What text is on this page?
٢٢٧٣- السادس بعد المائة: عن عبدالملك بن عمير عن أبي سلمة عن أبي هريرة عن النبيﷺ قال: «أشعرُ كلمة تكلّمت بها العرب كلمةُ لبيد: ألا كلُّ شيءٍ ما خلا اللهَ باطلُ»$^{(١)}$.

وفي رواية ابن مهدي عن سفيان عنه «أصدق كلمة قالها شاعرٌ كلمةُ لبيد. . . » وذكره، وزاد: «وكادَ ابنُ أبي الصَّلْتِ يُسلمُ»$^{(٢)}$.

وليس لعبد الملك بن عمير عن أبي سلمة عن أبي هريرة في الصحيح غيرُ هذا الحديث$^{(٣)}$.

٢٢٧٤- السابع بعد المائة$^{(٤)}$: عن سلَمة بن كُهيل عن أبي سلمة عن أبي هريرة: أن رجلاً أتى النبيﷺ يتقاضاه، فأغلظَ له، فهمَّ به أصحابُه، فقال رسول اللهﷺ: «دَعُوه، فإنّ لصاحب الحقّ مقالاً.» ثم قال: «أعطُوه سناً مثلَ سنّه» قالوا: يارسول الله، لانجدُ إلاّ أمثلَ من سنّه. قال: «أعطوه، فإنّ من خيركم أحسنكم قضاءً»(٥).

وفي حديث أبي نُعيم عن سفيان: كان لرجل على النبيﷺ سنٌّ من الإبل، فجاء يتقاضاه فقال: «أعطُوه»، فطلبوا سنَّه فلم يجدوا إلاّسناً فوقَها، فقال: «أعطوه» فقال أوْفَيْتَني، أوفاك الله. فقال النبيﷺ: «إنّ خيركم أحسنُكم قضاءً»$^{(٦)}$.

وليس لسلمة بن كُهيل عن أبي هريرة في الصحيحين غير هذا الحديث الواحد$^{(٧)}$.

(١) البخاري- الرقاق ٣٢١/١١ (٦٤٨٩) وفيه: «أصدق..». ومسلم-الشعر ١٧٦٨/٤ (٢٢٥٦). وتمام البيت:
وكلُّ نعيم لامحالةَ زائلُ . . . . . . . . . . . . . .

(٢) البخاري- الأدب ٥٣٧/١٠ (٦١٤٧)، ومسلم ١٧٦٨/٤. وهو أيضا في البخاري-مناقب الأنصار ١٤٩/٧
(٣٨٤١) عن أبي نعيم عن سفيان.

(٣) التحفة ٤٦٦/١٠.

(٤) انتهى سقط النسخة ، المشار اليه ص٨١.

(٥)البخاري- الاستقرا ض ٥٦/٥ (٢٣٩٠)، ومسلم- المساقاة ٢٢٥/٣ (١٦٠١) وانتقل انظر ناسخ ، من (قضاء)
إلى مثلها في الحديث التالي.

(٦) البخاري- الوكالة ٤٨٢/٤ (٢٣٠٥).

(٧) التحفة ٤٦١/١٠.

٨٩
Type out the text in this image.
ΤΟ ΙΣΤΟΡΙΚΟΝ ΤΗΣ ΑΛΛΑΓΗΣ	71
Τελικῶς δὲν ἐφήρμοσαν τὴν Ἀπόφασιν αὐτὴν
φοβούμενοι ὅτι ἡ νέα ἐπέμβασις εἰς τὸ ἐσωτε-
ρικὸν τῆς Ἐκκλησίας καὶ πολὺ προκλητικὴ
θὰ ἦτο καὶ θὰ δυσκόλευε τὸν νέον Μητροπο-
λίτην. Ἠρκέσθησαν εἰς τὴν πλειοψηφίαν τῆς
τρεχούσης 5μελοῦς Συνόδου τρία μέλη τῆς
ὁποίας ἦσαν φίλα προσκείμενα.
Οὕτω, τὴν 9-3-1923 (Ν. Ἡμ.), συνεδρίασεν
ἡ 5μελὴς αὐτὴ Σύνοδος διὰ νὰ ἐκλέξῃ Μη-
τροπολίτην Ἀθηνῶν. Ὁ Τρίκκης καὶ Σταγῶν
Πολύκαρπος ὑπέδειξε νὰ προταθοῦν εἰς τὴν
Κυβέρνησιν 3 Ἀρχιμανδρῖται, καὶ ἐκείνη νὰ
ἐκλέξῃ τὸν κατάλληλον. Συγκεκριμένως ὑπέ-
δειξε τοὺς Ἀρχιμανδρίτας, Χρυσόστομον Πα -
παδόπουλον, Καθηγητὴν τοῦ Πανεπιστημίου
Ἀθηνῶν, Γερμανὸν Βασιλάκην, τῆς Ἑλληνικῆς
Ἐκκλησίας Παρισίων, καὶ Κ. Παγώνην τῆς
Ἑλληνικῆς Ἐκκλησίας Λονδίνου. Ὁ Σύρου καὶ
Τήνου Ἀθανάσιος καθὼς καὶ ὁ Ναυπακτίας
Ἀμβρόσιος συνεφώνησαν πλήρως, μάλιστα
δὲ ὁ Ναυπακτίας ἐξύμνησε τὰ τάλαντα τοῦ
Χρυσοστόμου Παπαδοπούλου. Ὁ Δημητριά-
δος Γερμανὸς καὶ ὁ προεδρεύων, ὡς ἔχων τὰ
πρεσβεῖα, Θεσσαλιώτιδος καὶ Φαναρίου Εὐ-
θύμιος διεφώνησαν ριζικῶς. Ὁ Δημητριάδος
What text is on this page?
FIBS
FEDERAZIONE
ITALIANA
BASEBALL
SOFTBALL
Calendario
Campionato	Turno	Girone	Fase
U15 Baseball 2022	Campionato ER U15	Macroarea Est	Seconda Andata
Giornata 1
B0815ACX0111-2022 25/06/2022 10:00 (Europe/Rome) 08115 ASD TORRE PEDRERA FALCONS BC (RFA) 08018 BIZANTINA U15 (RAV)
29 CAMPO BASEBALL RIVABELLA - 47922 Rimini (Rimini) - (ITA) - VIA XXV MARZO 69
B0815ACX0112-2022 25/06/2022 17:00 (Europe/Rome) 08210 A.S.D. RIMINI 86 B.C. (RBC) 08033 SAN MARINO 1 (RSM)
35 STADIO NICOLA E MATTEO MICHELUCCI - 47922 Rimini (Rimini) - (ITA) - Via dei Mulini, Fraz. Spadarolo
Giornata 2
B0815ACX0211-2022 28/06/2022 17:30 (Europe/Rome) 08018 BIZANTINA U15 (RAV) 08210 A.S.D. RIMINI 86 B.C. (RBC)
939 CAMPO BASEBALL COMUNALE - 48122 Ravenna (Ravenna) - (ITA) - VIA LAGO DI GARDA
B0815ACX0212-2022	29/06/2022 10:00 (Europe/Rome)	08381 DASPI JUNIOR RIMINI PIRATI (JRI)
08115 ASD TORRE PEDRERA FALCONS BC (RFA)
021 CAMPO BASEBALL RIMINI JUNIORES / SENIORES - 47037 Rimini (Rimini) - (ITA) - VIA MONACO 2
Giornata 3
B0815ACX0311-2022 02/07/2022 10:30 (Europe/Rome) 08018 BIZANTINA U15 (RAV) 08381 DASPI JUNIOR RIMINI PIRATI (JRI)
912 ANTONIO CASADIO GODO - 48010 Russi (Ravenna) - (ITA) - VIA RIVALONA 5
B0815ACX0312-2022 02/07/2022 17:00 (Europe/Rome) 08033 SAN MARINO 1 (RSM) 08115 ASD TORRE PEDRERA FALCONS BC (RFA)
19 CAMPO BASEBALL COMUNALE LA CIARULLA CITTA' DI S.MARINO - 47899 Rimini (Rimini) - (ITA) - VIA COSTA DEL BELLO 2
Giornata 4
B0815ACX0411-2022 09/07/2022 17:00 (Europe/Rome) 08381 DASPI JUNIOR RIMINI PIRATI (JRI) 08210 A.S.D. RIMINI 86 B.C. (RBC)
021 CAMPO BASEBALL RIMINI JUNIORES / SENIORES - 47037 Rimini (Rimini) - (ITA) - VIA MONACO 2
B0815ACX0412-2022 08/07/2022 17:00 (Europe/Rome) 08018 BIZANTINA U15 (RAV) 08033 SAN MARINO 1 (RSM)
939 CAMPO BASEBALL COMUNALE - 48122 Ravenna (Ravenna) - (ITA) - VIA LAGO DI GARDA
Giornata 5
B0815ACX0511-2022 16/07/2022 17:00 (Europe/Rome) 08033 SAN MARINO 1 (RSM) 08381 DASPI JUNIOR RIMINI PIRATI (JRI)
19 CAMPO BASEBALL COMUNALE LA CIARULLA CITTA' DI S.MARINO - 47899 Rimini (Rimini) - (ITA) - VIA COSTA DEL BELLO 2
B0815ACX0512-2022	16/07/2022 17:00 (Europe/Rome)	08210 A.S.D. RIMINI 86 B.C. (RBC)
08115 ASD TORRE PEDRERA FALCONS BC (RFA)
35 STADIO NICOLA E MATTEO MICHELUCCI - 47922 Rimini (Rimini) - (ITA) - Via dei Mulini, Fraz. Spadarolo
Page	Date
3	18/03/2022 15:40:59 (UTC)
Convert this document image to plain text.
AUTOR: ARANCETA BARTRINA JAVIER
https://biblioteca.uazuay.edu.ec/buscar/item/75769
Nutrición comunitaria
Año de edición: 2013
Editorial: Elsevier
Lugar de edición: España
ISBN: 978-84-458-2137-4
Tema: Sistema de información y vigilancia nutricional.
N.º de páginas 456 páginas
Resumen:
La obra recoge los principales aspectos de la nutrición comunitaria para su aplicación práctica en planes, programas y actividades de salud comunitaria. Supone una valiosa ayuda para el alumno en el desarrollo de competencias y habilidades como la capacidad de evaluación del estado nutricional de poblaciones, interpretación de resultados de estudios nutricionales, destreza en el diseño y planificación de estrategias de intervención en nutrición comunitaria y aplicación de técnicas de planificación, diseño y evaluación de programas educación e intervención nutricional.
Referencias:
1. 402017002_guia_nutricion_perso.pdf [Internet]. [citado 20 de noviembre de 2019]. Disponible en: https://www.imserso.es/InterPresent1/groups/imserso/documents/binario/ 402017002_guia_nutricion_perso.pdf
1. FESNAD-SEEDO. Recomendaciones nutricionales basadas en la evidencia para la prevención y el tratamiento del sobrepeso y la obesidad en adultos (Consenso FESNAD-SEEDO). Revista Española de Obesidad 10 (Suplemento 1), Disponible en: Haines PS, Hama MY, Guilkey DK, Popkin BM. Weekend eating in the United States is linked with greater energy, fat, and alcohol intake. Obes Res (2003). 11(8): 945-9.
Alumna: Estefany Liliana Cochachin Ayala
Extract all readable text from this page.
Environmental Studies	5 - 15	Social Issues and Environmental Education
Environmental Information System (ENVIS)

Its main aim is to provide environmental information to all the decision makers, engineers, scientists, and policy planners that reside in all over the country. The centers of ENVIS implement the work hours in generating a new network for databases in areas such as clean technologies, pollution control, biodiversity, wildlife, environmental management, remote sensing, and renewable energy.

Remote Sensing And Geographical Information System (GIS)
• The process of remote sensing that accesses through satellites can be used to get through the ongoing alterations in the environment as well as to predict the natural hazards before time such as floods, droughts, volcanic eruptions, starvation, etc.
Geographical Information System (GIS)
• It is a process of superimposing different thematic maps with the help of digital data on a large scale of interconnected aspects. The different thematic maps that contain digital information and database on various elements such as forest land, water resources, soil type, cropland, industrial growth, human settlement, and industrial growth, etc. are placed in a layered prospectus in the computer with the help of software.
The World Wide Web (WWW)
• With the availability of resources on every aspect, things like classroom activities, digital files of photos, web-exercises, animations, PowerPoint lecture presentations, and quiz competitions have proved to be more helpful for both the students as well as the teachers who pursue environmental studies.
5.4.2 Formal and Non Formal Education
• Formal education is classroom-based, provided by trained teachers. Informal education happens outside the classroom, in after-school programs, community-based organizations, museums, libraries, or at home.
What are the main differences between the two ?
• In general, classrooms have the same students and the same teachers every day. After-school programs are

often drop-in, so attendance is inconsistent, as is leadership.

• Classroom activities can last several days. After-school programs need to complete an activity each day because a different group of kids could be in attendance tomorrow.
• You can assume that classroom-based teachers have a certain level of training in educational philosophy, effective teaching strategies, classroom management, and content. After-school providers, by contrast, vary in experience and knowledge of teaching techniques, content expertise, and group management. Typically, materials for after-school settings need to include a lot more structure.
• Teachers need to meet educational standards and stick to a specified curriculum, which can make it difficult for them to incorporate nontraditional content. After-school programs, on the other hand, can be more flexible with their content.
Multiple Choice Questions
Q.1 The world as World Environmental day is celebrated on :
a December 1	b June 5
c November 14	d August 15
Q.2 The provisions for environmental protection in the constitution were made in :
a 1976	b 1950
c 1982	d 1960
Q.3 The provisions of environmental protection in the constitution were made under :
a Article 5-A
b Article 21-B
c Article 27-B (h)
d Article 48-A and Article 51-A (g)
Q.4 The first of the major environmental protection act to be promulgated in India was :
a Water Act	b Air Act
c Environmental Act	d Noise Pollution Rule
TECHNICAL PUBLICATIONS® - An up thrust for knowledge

### Problem to work on
Count how many lines of the data include the word "PIRATI". Your reply should be that number alone.

### Solution to this exercise
4